**REQUIREMENT:** Reproduce verbatim the stretch of lines from the one containing "670, 1028, 698]" through the one containing "654, 1094, 661]", and output nothing else.

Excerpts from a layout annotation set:
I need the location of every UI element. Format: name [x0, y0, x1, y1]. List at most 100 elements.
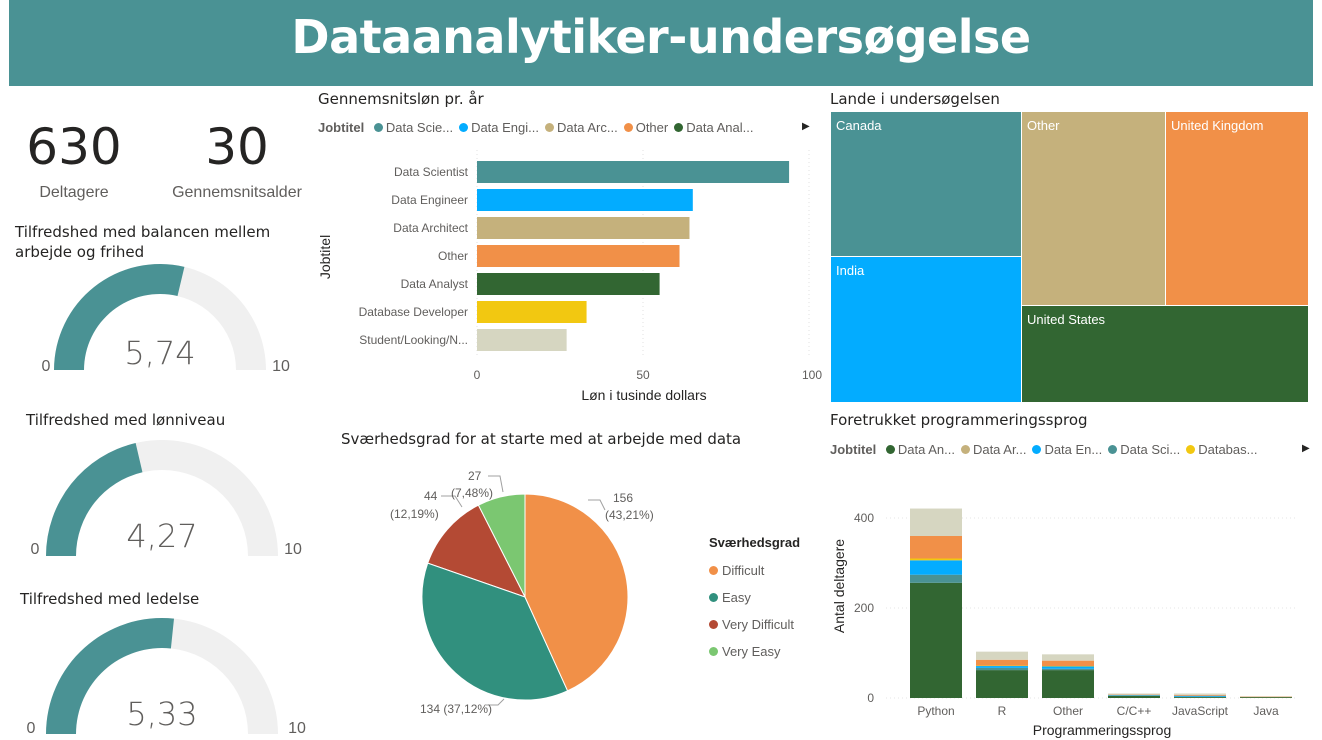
languages-bar-segment[interactable]	[976, 670, 1028, 698]
gauge-fill	[46, 443, 143, 556]
legend-next-icon[interactable]: ▶	[1302, 443, 1310, 454]
languages-bar-segment[interactable]	[1042, 654, 1094, 661]
languages-bar-segment[interactable]	[976, 667, 1028, 671]
difficulty-legend-item[interactable]: Very Difficult	[709, 611, 800, 638]
salary-x-axis-title: Løn i tusinde dollars	[581, 387, 706, 403]
salary-x-tick: 50	[636, 368, 650, 382]
salary-legend-item[interactable]: Data Engi...	[459, 120, 539, 135]
salary-x-tick: 100	[802, 368, 822, 382]
languages-legend-title: Jobtitel	[830, 442, 877, 457]
legend-dot-icon	[373, 123, 383, 132]
languages-bar-segment[interactable]	[976, 659, 1028, 666]
salary-legend-item[interactable]: Other	[623, 120, 668, 135]
treemap-cell-united-states[interactable]: United States	[1021, 305, 1309, 403]
languages-bar-segment[interactable]	[1174, 695, 1226, 697]
languages-bar-segment[interactable]	[1174, 694, 1226, 696]
languages-legend-item[interactable]: Data Ar...	[960, 442, 1026, 457]
treemap-cell-india[interactable]: India	[830, 256, 1022, 403]
salary-bar[interactable]	[477, 301, 587, 323]
pie-leader-line	[441, 495, 463, 508]
pie-leader-line	[588, 499, 606, 511]
salary-bar[interactable]	[477, 189, 693, 211]
treemap-cell-canada[interactable]: Canada	[830, 111, 1022, 257]
languages-legend-item[interactable]: Data Sci...	[1108, 442, 1180, 457]
gauge-fill	[54, 263, 185, 370]
pie-label-very-easy-count: 27	[468, 469, 482, 483]
salary-category-label: Database Developer	[359, 305, 468, 319]
salary-legend-item[interactable]: Data Arc...	[545, 120, 618, 135]
languages-bar-segment[interactable]	[976, 666, 1028, 668]
languages-bar-segment[interactable]	[976, 651, 1028, 660]
difficulty-title: Sværhedsgrad for at starte med at arbejd…	[341, 430, 742, 448]
languages-x-tick: Java	[1253, 704, 1279, 718]
salary-legend-title: Jobtitel	[318, 120, 365, 135]
pie-slice-easy[interactable]	[421, 562, 569, 701]
salary-category-label: Data Scientist	[394, 165, 469, 179]
legend-next-icon[interactable]: ▶	[802, 121, 810, 132]
difficulty-legend-item[interactable]: Easy	[709, 584, 800, 611]
languages-y-tick: 400	[854, 511, 874, 525]
salary-bar[interactable]	[477, 161, 790, 183]
languages-bar-segment[interactable]	[910, 536, 962, 559]
salary-bar[interactable]	[477, 217, 690, 239]
gauge-title-line1: Tilfredshed med lønniveau	[26, 411, 226, 429]
gauge-max: 10	[288, 720, 306, 737]
legend-dot-icon	[1032, 445, 1042, 454]
page-title: Dataanalytiker-undersøgelse	[291, 10, 1031, 64]
languages-title: Foretrukket programmeringssprog	[830, 411, 1088, 429]
gauge-fill	[46, 618, 175, 734]
languages-bar-segment[interactable]	[1042, 668, 1094, 671]
languages-bar-segment[interactable]	[1174, 693, 1226, 695]
gauge-title-line1: Tilfredshed med balancen mellem	[15, 223, 271, 241]
languages-bar-segment[interactable]	[1174, 697, 1226, 698]
salary-category-label: Data Engineer	[391, 193, 468, 207]
treemap-cell-united-kingdom[interactable]: United Kingdom	[1165, 111, 1309, 306]
languages-y-tick: 200	[854, 601, 874, 615]
pie-slice-difficult[interactable]	[524, 493, 629, 692]
gauge-management-satisfaction-svg: 5,33 0 10	[27, 618, 306, 737]
legend-dot-icon	[709, 620, 718, 629]
treemap-label: Canada	[836, 118, 882, 133]
pie-leader-line	[486, 698, 505, 706]
gauge-salary-satisfaction-title: Tilfredshed med lønniveau	[26, 410, 225, 430]
languages-bar-segment[interactable]	[910, 582, 962, 698]
salary-y-axis-title: Jobtitel	[317, 235, 333, 279]
difficulty-legend-item[interactable]: Difficult	[709, 557, 800, 584]
languages-bar-segment[interactable]	[1240, 697, 1292, 698]
treemap-cell-other[interactable]: Other	[1021, 111, 1166, 306]
languages-bar-segment[interactable]	[910, 560, 962, 575]
difficulty-legend-item[interactable]: Very Easy	[709, 638, 800, 665]
languages-bar-segment[interactable]	[1042, 670, 1094, 698]
gauge-work-life-balance-title: Tilfredshed med balancen mellem arbejde …	[15, 222, 270, 262]
languages-x-tick: Python	[917, 704, 954, 718]
languages-bar-segment[interactable]	[1042, 660, 1094, 667]
languages-bar-segment[interactable]	[910, 508, 962, 536]
salary-bar[interactable]	[477, 245, 680, 267]
legend-label: Difficult	[722, 563, 765, 578]
languages-legend-item[interactable]: Data En...	[1032, 442, 1102, 457]
languages-x-tick: JavaScript	[1172, 704, 1229, 718]
legend-dot-icon	[1186, 445, 1196, 454]
gauge-value: 4,27	[126, 517, 197, 555]
gauge-value: 5,33	[126, 695, 197, 733]
legend-dot-icon	[545, 123, 554, 132]
treemap-label: India	[836, 263, 865, 278]
gauge-work-life-balance-svg: 5,74 0 10	[42, 263, 290, 375]
salary-bar[interactable]	[477, 329, 567, 351]
salary-legend-item[interactable]: Data Scie...	[373, 120, 453, 135]
languages-bar-segment[interactable]	[910, 558, 962, 561]
salary-legend-item[interactable]: Data Anal...	[674, 120, 753, 135]
languages-legend-item[interactable]: Databas...	[1186, 442, 1257, 457]
pie-slice-very-difficult[interactable]	[427, 504, 527, 598]
languages-bar-segment[interactable]	[1108, 693, 1160, 695]
languages-bar-segment[interactable]	[1042, 666, 1094, 669]
languages-bar-segment[interactable]	[910, 574, 962, 583]
languages-legend-item[interactable]: Data An...	[885, 442, 955, 457]
gauge-max: 10	[284, 541, 302, 558]
salary-bar[interactable]	[477, 273, 660, 295]
languages-bar-segment[interactable]	[1108, 695, 1160, 698]
salary-bar-chart: Data Scientist Data Engineer Data Architec…	[317, 150, 822, 403]
legend-label: Easy	[722, 590, 751, 605]
legend-label: Very Difficult	[722, 617, 795, 632]
legend-dot-icon	[709, 566, 718, 575]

**EXERCISE SOLUTION:**
languages-bar-segment[interactable]	[976, 670, 1028, 698]
gauge-fill	[46, 443, 143, 556]
legend-next-icon[interactable]: ▶	[1302, 443, 1310, 454]
languages-bar-segment[interactable]	[1042, 654, 1094, 661]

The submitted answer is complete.